* [Material for this task]:

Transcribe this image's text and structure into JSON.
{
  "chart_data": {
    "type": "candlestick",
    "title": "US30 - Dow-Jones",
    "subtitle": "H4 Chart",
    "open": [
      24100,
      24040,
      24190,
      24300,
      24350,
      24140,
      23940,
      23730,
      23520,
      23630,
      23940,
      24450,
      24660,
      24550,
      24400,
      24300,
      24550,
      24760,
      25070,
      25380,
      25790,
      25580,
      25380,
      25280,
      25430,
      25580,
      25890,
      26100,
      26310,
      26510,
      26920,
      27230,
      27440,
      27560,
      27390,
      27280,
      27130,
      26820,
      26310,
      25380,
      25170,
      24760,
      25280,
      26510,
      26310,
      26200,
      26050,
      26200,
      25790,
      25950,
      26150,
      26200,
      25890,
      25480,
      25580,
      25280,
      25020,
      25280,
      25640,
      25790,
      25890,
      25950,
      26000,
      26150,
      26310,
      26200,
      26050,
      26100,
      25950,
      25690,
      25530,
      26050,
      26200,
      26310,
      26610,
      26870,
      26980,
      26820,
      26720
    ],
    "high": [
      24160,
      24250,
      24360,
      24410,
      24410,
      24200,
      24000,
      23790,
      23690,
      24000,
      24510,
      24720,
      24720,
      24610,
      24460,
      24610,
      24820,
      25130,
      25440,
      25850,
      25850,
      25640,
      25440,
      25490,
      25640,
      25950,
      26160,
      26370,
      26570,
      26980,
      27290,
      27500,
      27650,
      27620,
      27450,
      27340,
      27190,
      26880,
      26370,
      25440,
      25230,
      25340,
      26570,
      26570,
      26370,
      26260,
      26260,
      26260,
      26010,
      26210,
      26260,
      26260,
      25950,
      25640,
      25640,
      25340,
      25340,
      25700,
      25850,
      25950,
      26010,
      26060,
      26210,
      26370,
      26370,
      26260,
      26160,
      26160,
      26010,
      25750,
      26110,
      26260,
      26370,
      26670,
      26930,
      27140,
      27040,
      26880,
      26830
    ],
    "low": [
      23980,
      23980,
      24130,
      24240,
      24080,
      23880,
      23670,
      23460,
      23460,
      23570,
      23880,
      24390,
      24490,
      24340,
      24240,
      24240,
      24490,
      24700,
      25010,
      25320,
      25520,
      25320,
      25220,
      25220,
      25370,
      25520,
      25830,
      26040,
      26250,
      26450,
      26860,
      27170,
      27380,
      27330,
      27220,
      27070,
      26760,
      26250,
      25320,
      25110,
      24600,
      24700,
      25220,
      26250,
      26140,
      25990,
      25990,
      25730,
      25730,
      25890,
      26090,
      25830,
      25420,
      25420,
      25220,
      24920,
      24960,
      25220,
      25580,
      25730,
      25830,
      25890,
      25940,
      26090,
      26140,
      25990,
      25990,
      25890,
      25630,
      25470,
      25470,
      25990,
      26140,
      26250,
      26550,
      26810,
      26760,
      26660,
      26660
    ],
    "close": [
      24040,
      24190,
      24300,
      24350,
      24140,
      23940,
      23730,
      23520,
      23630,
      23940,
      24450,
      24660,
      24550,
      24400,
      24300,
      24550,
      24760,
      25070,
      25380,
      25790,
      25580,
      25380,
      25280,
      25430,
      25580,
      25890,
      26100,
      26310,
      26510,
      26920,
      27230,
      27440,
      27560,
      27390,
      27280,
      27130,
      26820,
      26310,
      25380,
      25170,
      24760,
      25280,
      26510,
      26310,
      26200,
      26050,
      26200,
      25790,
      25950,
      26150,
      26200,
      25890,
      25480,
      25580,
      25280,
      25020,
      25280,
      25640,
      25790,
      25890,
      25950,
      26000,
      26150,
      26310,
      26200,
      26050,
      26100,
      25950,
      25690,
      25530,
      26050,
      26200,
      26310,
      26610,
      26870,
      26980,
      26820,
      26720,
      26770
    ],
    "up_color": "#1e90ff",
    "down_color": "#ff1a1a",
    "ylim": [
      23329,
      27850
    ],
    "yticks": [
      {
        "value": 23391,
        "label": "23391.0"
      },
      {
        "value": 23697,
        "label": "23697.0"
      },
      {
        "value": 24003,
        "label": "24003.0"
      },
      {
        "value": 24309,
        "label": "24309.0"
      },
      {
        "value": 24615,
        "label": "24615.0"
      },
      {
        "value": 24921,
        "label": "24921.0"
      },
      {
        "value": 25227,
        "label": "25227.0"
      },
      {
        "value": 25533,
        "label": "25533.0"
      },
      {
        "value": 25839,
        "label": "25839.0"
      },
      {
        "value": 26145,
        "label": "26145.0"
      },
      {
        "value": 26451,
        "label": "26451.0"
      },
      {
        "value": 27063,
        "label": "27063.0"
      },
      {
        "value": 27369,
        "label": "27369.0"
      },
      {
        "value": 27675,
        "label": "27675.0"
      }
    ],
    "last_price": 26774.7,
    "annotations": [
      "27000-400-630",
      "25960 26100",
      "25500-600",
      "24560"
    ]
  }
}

* [To be done]:
Write the data from above out again, exactly.

* [Exercise response]:
Transcribe this image's text and structure into JSON.
{
  "chart_data": {
    "type": "candlestick",
    "title": "US30 - Dow-Jones",
    "subtitle": "H4 Chart",
    "open": [
      24100,
      24040,
      24190,
      24300,
      24350,
      24140,
      23940,
      23730,
      23520,
      23630,
      23940,
      24450,
      24660,
      24550,
      24400,
      24300,
      24550,
      24760,
      25070,
      25380,
      25790,
      25580,
      25380,
      25280,
      25430,
      25580,
      25890,
      26100,
      26310,
      26510,
      26920,
      27230,
      27440,
      27560,
      27390,
      27280,
      27130,
      26820,
      26310,
      25380,
      25170,
      24760,
      25280,
      26510,
      26310,
      26200,
      26050,
      26200,
      25790,
      25950,
      26150,
      26200,
      25890,
      25480,
      25580,
      25280,
      25020,
      25280,
      25640,
      25790,
      25890,
      25950,
      26000,
      26150,
      26310,
      26200,
      26050,
      26100,
      25950,
      25690,
      25530,
      26050,
      26200,
      26310,
      26610,
      26870,
      26980,
      26820,
      26720
    ],
    "high": [
      24160,
      24250,
      24360,
      24410,
      24410,
      24200,
      24000,
      23790,
      23690,
      24000,
      24510,
      24720,
      24720,
      24610,
      24460,
      24610,
      24820,
      25130,
      25440,
      25850,
      25850,
      25640,
      25440,
      25490,
      25640,
      25950,
      26160,
      26370,
      26570,
      26980,
      27290,
      27500,
      27650,
      27620,
      27450,
      27340,
      27190,
      26880,
      26370,
      25440,
      25230,
      25340,
      26570,
      26570,
      26370,
      26260,
      26260,
      26260,
      26010,
      26210,
      26260,
      26260,
      25950,
      25640,
      25640,
      25340,
      25340,
      25700,
      25850,
      25950,
      26010,
      26060,
      26210,
      26370,
      26370,
      26260,
      26160,
      26160,
      26010,
      25750,
      26110,
      26260,
      26370,
      26670,
      26930,
      27140,
      27040,
      26880,
      26830
    ],
    "low": [
      23980,
      23980,
      24130,
      24240,
      24080,
      23880,
      23670,
      23460,
      23460,
      23570,
      23880,
      24390,
      24490,
      24340,
      24240,
      24240,
      24490,
      24700,
      25010,
      25320,
      25520,
      25320,
      25220,
      25220,
      25370,
      25520,
      25830,
      26040,
      26250,
      26450,
      26860,
      27170,
      27380,
      27330,
      27220,
      27070,
      26760,
      26250,
      25320,
      25110,
      24600,
      24700,
      25220,
      26250,
      26140,
      25990,
      25990,
      25730,
      25730,
      25890,
      26090,
      25830,
      25420,
      25420,
      25220,
      24920,
      24960,
      25220,
      25580,
      25730,
      25830,
      25890,
      25940,
      26090,
      26140,
      25990,
      25990,
      25890,
      25630,
      25470,
      25470,
      25990,
      26140,
      26250,
      26550,
      26810,
      26760,
      26660,
      26660
    ],
    "close": [
      24040,
      24190,
      24300,
      24350,
      24140,
      23940,
      23730,
      23520,
      23630,
      23940,
      24450,
      24660,
      24550,
      24400,
      24300,
      24550,
      24760,
      25070,
      25380,
      25790,
      25580,
      25380,
      25280,
      25430,
      25580,
      25890,
      26100,
      26310,
      26510,
      26920,
      27230,
      27440,
      27560,
      27390,
      27280,
      27130,
      26820,
      26310,
      25380,
      25170,
      24760,
      25280,
      26510,
      26310,
      26200,
      26050,
      26200,
      25790,
      25950,
      26150,
      26200,
      25890,
      25480,
      25580,
      25280,
      25020,
      25280,
      25640,
      25790,
      25890,
      25950,
      26000,
      26150,
      26310,
      26200,
      26050,
      26100,
      25950,
      25690,
      25530,
      26050,
      26200,
      26310,
      26610,
      26870,
      26980,
      26820,
      26720,
      26770
    ],
    "up_color": "#1e90ff",
    "down_color": "#ff1a1a",
    "ylim": [
      23329,
      27850
    ],
    "yticks": [
      {
        "value": 23391,
        "label": "23391.0"
      },
      {
        "value": 23697,
        "label": "23697.0"
      },
      {
        "value": 24003,
        "label": "24003.0"
      },
      {
        "value": 24309,
        "label": "24309.0"
      },
      {
        "value": 24615,
        "label": "24615.0"
      },
      {
        "value": 24921,
        "label": "24921.0"
      },
      {
        "value": 25227,
        "label": "25227.0"
      },
      {
        "value": 25533,
        "label": "25533.0"
      },
      {
        "value": 25839,
        "label": "25839.0"
      },
      {
        "value": 26145,
        "label": "26145.0"
      },
      {
        "value": 26451,
        "label": "26451.0"
      },
      {
        "value": 27063,
        "label": "27063.0"
      },
      {
        "value": 27369,
        "label": "27369.0"
      },
      {
        "value": 27675,
        "label": "27675.0"
      }
    ],
    "last_price": 26774.7,
    "annotations": [
      "27000-400-630",
      "25960 26100",
      "25500-600",
      "24560"
    ]
  }
}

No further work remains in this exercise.